[Stored entries]
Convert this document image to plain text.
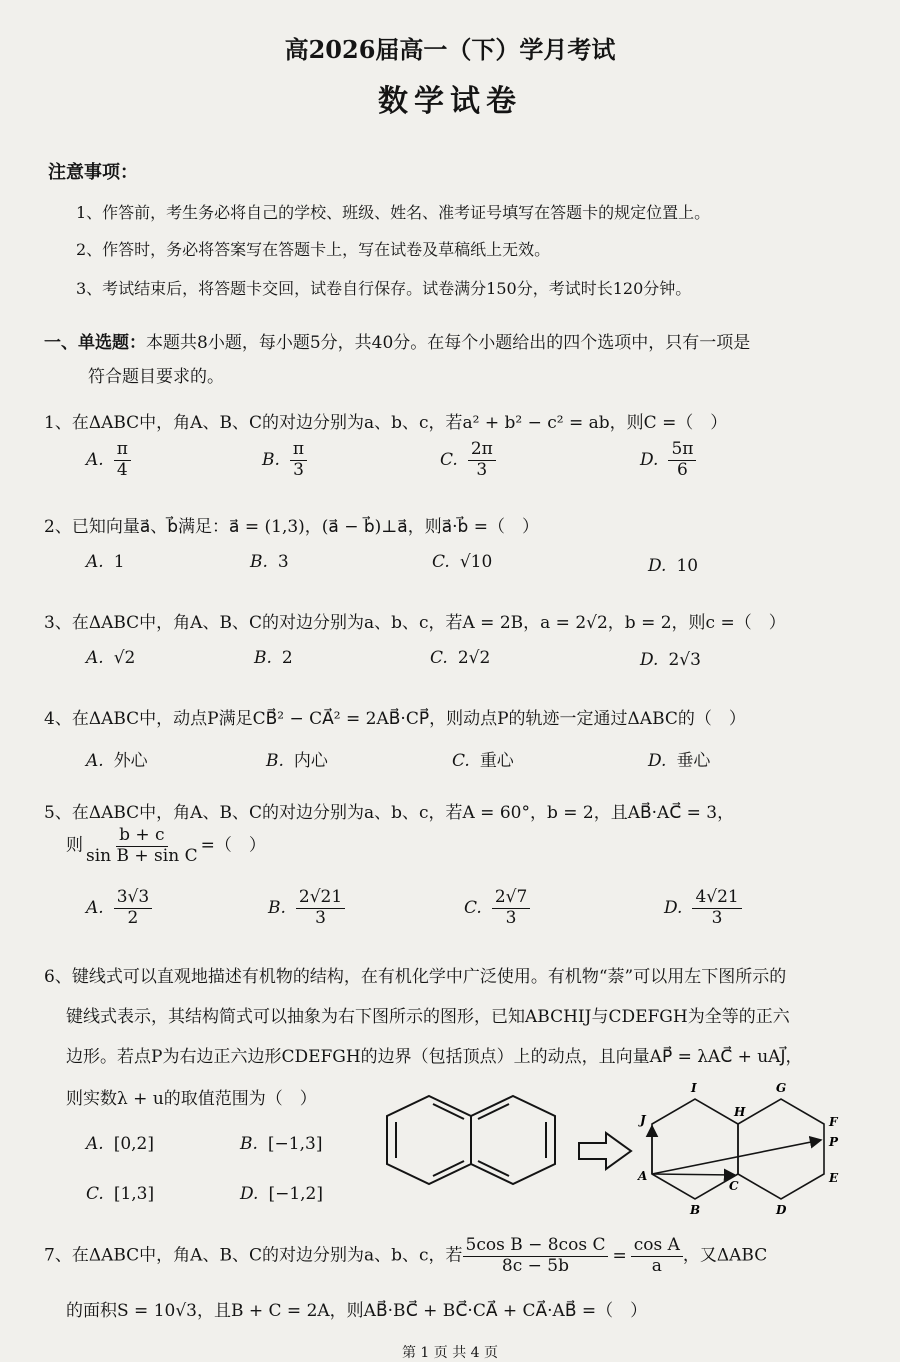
高2026届高一（下）学月考试
数学试卷
注意事项：
1、作答前，考生务必将自己的学校、班级、姓名、准考证号填写在答题卡的规定位置上。
2、作答时，务必将答案写在答题卡上，写在试卷及草稿纸上无效。
3、考试结束后，将答题卡交回，试卷自行保存。试卷满分150分，考试时长120分钟。
一、单选题：本题共8小题，每小题5分，共40分。在每个小题给出的四个选项中，只有一项是
符合题目要求的。
1、在ΔABC中，角A、B、C的对边分别为a、b、c，若a² + b² − c² = ab，则C =（　）
A. $\frac{\pi}{4}$	B. $\frac{\pi}{3}$	C. $\frac{2\pi}{3}$	D. $\frac{5\pi}{6}$
2、已知向量a⃗、b⃗满足：a⃗ = (1,3)，(a⃗ − b⃗)⊥a⃗，则a⃗·b⃗ =（　）
A. 1	B. 3	C. √10	D. 10
3、在ΔABC中，角A、B、C的对边分别为a、b、c，若A = 2B，a = 2√2，b = 2，则c =（　）
A. √2	B. 2	C. 2√2	D. 2√3
4、在ΔABC中，动点P满足CB⃗² − CA⃗² = 2AB⃗·CP⃗，则动点P的轨迹一定通过ΔABC的（　）
A. 外心	B. 内心	C. 重心	D. 垂心
5、在ΔABC中，角A、B、C的对边分别为a、b、c，若A = 60°，b = 2，且AB⃗·AC⃗ = 3，
则 $\frac{b + c}{\text{sin B + sin C}}$ =（　）
A. $\frac{3√3}{2}$	B. $\frac{2√21}{3}$	C. $\frac{2√7}{3}$	D. $\frac{4√21}{3}$
6、键线式可以直观地描述有机物的结构，在有机化学中广泛使用。有机物“萘”可以用左下图所示的
键线式表示，其结构简式可以抽象为右下图所示的图形，已知ABCHIJ与CDEFGH为全等的正六
边形。若点P为右边正六边形CDEFGH的边界（包括顶点）上的动点，且向量AP⃗ = λAC⃗ + uAJ⃗，
则实数λ + u的取值范围为（　）
A. [0,2]	B. [−1,3]
C. [1,3]	D. [−1,2]
A
B
C
D
E
F
G
H
I
J
P
7、在ΔABC中，角A、B、C的对边分别为a、b、c，若 $\frac{\text{5cos B − 8cos C}}{8c - 5b} = \frac{\text{cos A}}{a}$ ，又ΔABC
的面积S = 10√3，且B + C = 2A，则AB⃗·BC⃗ + BC⃗·CA⃗ + CA⃗·AB⃗ =（　）
第 1 页 共 4 页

#### Short exercise:
Your task is to repeat the data above exactly while excluding the pictures.

#### Solution:
Convert this document image to plain text.
高2026届高一（下）学月考试
数学试卷
注意事项：
1、作答前，考生务必将自己的学校、班级、姓名、准考证号填写在答题卡的规定位置上。
2、作答时，务必将答案写在答题卡上，写在试卷及草稿纸上无效。
3、考试结束后，将答题卡交回，试卷自行保存。试卷满分150分，考试时长120分钟。
一、单选题：本题共8小题，每小题5分，共40分。在每个小题给出的四个选项中，只有一项是
符合题目要求的。
1、在ΔABC中，角A、B、C的对边分别为a、b、c，若a² + b² − c² = ab，则C =（　）
A. $\frac{\pi}{4}$	B. $\frac{\pi}{3}$	C. $\frac{2\pi}{3}$	D. $\frac{5\pi}{6}$
2、已知向量a⃗、b⃗满足：a⃗ = (1,3)，(a⃗ − b⃗)⊥a⃗，则a⃗·b⃗ =（　）
A. 1	B. 3	C. √10	D. 10
3、在ΔABC中，角A、B、C的对边分别为a、b、c，若A = 2B，a = 2√2，b = 2，则c =（　）
A. √2	B. 2	C. 2√2	D. 2√3
4、在ΔABC中，动点P满足CB⃗² − CA⃗² = 2AB⃗·CP⃗，则动点P的轨迹一定通过ΔABC的（　）
A. 外心	B. 内心	C. 重心	D. 垂心
5、在ΔABC中，角A、B、C的对边分别为a、b、c，若A = 60°，b = 2，且AB⃗·AC⃗ = 3，
则 $\frac{b + c}{\text{sin B + sin C}}$ =（　）
A. $\frac{3√3}{2}$	B. $\frac{2√21}{3}$	C. $\frac{2√7}{3}$	D. $\frac{4√21}{3}$
6、键线式可以直观地描述有机物的结构，在有机化学中广泛使用。有机物“萘”可以用左下图所示的
键线式表示，其结构简式可以抽象为右下图所示的图形，已知ABCHIJ与CDEFGH为全等的正六
边形。若点P为右边正六边形CDEFGH的边界（包括顶点）上的动点，且向量AP⃗ = λAC⃗ + uAJ⃗，
则实数λ + u的取值范围为（　）
A. [0,2]	B. [−1,3]
C. [1,3]	D. [−1,2]
A
B
C
D
E
F
G
H
I
J
P
7、在ΔABC中，角A、B、C的对边分别为a、b、c，若 $\frac{\text{5cos B − 8cos C}}{8c - 5b} = \frac{\text{cos A}}{a}$ ，又ΔABC
的面积S = 10√3，且B + C = 2A，则AB⃗·BC⃗ + BC⃗·CA⃗ + CA⃗·AB⃗ =（　）
第 1 页 共 4 页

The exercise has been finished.